WORK TO BE COMPLETED:
Copy the lines from the one containing "Patent image size: (893, 1047)." up to and including the one containing "The free balanced profile 15 is", replacing "revolving axis" with "rotational axis" and keeping everything else the same.

[Extracted records]
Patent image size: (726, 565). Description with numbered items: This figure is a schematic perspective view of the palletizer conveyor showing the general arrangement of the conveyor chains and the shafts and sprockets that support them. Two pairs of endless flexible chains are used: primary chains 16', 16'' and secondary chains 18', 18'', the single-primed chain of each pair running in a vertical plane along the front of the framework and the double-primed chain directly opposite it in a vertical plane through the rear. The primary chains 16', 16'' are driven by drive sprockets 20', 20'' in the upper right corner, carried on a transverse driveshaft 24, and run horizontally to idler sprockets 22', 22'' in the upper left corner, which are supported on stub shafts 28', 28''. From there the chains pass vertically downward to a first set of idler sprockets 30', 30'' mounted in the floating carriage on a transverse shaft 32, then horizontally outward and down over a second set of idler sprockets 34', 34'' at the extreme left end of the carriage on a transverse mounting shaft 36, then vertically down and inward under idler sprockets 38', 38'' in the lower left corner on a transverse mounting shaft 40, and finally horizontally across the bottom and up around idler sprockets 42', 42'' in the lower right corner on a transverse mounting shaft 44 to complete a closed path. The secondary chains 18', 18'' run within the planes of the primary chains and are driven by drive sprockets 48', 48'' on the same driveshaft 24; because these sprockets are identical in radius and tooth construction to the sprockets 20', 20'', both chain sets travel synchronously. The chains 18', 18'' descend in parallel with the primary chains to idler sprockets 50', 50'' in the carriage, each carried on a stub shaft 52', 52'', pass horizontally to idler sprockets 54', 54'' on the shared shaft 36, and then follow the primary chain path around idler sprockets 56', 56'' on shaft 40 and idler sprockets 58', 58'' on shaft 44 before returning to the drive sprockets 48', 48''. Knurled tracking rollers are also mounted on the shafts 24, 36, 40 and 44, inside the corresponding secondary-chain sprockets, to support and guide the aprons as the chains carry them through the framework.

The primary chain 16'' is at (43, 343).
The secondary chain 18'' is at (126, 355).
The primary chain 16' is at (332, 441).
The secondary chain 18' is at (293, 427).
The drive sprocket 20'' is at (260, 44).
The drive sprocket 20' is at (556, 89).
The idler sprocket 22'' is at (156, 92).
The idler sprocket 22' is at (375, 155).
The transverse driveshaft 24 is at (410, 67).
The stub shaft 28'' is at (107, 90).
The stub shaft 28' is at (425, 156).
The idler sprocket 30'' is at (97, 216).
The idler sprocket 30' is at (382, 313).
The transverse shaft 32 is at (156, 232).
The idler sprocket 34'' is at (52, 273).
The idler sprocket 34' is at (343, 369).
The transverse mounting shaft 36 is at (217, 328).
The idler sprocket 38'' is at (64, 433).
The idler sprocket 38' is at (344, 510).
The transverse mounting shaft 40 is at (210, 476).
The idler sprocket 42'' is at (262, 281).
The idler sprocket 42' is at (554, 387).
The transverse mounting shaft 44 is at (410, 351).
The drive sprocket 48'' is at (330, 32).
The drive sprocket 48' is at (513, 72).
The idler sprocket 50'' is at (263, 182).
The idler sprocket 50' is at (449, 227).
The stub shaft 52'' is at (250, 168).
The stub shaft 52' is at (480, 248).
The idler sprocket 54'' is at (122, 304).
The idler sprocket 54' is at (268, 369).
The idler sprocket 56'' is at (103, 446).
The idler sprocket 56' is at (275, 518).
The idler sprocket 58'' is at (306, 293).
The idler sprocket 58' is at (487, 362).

---

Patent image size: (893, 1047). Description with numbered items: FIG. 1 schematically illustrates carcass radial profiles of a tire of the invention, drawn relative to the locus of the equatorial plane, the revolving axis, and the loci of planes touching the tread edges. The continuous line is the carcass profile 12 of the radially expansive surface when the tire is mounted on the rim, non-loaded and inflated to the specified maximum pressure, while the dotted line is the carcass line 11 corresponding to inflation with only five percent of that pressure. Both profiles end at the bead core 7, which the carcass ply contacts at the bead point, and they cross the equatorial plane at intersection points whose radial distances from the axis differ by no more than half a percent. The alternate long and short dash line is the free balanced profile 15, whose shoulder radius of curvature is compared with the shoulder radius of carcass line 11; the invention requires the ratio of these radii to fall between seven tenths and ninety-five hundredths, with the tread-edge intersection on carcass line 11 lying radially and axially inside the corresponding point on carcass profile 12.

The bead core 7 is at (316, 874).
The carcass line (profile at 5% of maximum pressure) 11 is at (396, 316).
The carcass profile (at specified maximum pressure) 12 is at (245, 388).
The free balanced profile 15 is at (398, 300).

OUTPUT:
Patent image size: (893, 1047). Description with numbered items: FIG. 1 schematically illustrates carcass radial profiles of a tire of the invention, drawn relative to the locus of the equatorial plane, the rotational axis, and the loci of planes touching the tread edges. The continuous line is the carcass profile 12 of the radially expansive surface when the tire is mounted on the rim, non-loaded and inflated to the specified maximum pressure, while the dotted line is the carcass line 11 corresponding to inflation with only five percent of that pressure. Both profiles end at the bead core 7, which the carcass ply contacts at the bead point, and they cross the equatorial plane at intersection points whose radial distances from the axis differ by no more than half a percent. The alternate long and short dash line is the free balanced profile 15, whose shoulder radius of curvature is compared with the shoulder radius of carcass line 11; the invention requires the ratio of these radii to fall between seven tenths and ninety-five hundredths, with the tread-edge intersection on carcass line 11 lying radially and axially inside the corresponding point on carcass profile 12.

The bead core 7 is at (316, 874).
The carcass line (profile at 5% of maximum pressure) 11 is at (396, 316).
The carcass profile (at specified maximum pressure) 12 is at (245, 388).
The free balanced profile 15 is at (398, 300).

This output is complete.